• [Records for this task]:
_ _ _
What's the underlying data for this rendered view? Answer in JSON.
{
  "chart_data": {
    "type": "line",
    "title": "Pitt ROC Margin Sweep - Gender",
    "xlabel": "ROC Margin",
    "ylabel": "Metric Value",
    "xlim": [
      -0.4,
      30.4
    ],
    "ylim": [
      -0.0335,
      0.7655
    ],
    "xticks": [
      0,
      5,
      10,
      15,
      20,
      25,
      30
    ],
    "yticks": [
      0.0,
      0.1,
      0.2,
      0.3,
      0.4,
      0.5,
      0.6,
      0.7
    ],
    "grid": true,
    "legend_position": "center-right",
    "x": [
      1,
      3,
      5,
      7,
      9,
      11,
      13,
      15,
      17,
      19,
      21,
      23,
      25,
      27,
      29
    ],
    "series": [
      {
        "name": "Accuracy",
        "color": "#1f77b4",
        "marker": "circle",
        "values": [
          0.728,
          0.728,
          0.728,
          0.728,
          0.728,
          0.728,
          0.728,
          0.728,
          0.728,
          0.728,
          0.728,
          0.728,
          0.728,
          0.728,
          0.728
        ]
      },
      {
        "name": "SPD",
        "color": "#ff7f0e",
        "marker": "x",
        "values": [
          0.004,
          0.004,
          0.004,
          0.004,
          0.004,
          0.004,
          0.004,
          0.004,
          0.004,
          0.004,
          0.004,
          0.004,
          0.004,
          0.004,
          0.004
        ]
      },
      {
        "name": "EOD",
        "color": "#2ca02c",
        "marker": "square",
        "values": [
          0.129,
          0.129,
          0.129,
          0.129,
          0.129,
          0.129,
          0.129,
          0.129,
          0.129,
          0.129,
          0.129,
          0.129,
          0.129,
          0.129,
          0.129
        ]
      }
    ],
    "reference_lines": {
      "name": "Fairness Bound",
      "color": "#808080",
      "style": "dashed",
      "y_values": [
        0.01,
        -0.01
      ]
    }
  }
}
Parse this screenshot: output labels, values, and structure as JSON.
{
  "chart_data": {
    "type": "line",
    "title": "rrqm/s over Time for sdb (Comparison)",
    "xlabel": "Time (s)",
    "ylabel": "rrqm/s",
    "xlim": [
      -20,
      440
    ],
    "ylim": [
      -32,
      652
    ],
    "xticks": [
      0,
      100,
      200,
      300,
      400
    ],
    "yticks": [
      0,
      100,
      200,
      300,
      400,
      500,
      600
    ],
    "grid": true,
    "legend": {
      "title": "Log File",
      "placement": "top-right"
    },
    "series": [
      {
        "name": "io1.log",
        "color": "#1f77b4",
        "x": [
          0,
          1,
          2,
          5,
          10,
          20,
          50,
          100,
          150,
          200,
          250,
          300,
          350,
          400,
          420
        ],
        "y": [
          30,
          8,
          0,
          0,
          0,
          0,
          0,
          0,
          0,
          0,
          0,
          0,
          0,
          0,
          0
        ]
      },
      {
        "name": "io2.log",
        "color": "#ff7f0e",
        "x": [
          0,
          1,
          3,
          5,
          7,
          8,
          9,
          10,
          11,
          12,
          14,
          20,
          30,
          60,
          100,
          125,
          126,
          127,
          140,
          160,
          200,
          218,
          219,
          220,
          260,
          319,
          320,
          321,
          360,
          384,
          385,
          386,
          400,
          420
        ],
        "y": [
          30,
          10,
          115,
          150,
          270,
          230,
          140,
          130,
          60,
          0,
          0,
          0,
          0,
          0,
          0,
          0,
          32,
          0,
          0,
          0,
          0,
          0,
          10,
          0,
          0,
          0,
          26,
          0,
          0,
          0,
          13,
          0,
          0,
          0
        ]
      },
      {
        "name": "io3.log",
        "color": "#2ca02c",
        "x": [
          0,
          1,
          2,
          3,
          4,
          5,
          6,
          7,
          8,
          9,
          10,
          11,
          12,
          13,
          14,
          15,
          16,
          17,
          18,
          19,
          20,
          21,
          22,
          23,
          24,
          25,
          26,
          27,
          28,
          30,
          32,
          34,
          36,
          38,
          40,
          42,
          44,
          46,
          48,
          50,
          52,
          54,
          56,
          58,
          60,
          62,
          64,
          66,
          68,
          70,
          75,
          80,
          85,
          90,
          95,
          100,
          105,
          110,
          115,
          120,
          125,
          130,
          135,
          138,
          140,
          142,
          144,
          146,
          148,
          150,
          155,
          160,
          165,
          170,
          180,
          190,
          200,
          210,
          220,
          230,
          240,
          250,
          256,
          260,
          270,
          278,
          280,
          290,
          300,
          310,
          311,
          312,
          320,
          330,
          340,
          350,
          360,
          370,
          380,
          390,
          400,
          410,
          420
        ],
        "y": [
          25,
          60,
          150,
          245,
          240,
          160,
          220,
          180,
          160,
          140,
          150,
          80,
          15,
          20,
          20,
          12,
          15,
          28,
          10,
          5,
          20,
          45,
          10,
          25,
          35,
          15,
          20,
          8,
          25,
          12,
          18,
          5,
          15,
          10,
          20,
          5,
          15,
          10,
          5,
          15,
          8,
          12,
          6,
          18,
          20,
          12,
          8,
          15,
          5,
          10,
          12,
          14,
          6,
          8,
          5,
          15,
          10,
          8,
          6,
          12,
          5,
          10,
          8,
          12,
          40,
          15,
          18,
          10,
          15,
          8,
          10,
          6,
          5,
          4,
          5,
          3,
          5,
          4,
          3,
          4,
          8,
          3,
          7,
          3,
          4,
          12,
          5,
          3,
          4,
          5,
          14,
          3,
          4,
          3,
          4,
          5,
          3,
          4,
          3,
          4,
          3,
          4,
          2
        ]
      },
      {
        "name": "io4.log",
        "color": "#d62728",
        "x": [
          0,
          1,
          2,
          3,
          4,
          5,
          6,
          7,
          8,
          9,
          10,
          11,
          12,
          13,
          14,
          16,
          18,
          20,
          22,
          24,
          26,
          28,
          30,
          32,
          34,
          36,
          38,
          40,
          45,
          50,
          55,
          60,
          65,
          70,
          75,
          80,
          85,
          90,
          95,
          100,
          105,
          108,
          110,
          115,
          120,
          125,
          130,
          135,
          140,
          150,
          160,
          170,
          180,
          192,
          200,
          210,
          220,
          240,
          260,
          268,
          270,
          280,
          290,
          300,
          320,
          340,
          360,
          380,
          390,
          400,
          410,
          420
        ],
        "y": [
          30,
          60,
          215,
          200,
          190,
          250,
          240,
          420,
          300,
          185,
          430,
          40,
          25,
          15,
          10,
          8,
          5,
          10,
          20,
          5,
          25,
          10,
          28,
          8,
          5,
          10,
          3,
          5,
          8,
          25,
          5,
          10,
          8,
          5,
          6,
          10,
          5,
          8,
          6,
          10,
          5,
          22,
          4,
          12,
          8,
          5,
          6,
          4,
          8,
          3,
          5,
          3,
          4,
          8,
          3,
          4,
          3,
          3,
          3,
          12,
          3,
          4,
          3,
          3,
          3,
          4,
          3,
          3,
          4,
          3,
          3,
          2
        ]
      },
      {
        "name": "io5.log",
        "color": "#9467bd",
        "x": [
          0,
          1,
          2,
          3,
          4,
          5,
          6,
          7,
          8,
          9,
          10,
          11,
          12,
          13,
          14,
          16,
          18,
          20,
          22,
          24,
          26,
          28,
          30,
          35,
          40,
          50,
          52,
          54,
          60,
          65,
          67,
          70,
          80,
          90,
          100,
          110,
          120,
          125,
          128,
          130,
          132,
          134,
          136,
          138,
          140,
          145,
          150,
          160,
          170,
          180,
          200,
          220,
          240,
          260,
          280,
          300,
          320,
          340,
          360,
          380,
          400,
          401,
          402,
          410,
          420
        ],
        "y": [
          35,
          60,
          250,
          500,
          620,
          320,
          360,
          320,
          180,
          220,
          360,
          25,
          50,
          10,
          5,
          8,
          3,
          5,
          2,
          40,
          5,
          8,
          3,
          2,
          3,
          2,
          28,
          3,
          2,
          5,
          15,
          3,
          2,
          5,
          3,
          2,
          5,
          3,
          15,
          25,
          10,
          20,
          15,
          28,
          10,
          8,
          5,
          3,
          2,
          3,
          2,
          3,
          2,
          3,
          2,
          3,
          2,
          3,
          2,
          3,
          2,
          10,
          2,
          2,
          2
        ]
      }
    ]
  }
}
_ _ _
• [Problem requirements]: Look through the entries and return every line where "Margin" appears.

• [Written solution]:
    "title": "Pitt ROC Margin Sweep - Gender",
    "xlabel": "ROC Margin",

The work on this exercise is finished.